| Task statement |
In the listing below, how many lines contain the word "Petrus"? Please respond with the number only.

== Segment start ==

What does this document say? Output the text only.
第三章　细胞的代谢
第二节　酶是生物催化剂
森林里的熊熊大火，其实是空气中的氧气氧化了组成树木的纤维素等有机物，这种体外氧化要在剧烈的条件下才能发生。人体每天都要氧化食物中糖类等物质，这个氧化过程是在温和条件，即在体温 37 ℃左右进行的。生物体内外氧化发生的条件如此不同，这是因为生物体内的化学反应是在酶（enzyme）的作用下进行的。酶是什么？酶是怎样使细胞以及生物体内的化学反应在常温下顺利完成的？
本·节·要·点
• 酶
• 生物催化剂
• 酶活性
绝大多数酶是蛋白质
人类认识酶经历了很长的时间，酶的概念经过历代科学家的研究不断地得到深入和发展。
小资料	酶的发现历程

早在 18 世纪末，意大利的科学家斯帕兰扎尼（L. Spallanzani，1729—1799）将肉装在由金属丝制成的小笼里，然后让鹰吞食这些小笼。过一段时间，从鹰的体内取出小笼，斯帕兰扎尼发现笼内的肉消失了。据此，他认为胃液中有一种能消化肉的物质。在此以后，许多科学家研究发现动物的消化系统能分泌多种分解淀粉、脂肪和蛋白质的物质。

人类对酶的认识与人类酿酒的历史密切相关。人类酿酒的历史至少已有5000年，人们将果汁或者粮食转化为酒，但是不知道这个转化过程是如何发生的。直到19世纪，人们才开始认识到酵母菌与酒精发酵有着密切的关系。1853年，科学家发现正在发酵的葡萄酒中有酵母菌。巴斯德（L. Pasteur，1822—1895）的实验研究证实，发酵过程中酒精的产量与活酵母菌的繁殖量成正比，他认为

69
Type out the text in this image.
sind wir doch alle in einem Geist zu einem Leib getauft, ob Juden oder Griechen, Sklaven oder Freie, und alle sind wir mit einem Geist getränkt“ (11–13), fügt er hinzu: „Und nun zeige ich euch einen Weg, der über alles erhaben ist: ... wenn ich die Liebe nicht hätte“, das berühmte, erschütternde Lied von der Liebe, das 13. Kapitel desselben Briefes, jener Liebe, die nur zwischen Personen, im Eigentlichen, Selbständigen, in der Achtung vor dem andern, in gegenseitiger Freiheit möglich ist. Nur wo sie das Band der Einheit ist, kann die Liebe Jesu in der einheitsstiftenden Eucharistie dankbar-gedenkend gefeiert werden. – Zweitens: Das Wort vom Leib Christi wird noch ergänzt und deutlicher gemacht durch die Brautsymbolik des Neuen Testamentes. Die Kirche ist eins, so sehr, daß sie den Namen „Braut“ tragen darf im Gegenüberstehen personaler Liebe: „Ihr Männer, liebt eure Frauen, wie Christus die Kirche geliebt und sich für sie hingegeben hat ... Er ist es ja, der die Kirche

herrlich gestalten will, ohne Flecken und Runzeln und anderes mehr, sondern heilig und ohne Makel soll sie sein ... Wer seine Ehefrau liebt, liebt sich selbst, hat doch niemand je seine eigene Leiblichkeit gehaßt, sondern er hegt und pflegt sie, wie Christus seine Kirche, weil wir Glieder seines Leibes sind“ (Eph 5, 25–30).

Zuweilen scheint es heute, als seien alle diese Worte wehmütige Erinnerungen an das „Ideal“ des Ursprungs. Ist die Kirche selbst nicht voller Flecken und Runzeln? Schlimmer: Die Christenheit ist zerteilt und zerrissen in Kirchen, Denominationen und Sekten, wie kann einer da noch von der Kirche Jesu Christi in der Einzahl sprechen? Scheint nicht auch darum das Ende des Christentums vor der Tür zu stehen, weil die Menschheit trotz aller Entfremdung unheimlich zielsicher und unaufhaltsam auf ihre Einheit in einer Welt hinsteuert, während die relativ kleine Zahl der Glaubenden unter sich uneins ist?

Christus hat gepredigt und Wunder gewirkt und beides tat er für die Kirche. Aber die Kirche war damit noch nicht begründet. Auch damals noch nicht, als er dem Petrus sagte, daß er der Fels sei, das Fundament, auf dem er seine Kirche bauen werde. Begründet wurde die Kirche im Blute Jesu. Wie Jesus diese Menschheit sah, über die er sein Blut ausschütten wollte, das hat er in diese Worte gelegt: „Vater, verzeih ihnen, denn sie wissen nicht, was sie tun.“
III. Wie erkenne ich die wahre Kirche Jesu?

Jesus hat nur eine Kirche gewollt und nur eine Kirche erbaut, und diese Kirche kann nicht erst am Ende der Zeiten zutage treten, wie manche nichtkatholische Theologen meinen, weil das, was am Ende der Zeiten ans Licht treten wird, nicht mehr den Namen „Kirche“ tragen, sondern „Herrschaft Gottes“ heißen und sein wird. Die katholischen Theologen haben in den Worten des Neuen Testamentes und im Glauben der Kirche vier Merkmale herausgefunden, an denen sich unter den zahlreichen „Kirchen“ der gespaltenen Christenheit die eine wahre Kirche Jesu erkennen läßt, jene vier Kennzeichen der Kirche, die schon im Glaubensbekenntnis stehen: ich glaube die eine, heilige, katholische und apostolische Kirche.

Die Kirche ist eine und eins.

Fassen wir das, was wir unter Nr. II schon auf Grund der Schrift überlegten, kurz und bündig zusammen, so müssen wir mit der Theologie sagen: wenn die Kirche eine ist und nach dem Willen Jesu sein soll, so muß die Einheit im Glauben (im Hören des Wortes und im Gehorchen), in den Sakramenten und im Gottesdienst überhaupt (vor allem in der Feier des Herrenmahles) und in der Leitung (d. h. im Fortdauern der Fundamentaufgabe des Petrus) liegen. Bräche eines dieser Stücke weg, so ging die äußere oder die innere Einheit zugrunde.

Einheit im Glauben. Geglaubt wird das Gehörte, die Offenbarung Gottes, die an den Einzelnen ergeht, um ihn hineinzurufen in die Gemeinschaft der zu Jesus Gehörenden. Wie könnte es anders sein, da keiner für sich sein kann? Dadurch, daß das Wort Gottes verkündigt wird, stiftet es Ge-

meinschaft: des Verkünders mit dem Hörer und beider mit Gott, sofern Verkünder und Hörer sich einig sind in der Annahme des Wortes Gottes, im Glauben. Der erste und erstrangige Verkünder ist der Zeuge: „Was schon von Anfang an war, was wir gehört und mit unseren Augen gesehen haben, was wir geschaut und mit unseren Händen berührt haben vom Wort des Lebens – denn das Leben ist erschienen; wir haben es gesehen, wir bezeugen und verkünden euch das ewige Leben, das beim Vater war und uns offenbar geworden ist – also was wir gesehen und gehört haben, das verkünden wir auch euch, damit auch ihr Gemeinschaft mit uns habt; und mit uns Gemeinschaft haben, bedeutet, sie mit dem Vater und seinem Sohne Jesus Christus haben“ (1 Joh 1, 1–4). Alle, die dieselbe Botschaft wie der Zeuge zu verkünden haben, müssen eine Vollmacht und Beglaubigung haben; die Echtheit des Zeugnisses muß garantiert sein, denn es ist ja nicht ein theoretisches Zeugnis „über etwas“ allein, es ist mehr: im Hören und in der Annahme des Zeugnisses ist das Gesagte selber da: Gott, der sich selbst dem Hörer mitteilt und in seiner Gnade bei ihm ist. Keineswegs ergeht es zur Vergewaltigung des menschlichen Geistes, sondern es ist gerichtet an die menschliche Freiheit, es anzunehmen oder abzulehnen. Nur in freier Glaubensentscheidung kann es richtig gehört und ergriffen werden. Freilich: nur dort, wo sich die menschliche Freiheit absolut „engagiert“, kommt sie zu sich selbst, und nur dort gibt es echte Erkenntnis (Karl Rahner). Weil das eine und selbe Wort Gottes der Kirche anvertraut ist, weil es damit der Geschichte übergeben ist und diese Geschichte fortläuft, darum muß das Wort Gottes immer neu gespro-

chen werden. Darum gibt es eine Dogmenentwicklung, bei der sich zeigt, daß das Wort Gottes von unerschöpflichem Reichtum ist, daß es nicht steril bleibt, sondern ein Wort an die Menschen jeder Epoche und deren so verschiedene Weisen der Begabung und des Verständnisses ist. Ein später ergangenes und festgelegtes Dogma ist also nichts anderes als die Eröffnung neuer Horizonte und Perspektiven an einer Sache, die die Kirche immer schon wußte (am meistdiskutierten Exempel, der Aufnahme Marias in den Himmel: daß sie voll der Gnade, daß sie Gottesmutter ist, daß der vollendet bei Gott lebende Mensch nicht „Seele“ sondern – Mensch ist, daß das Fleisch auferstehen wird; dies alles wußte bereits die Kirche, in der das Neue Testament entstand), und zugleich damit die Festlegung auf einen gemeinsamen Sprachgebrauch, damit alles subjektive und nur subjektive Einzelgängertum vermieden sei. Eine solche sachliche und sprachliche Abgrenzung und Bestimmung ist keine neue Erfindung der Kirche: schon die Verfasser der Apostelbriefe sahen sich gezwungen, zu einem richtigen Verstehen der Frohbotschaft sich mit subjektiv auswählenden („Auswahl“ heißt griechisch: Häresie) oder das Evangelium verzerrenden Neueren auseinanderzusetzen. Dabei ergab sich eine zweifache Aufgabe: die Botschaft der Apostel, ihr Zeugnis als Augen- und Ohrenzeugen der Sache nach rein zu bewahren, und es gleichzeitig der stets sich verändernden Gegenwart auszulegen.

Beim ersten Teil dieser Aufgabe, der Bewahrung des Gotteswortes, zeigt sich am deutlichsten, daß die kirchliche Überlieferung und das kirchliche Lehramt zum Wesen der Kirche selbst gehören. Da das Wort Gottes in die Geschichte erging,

== Segment end ==

| Your response |
2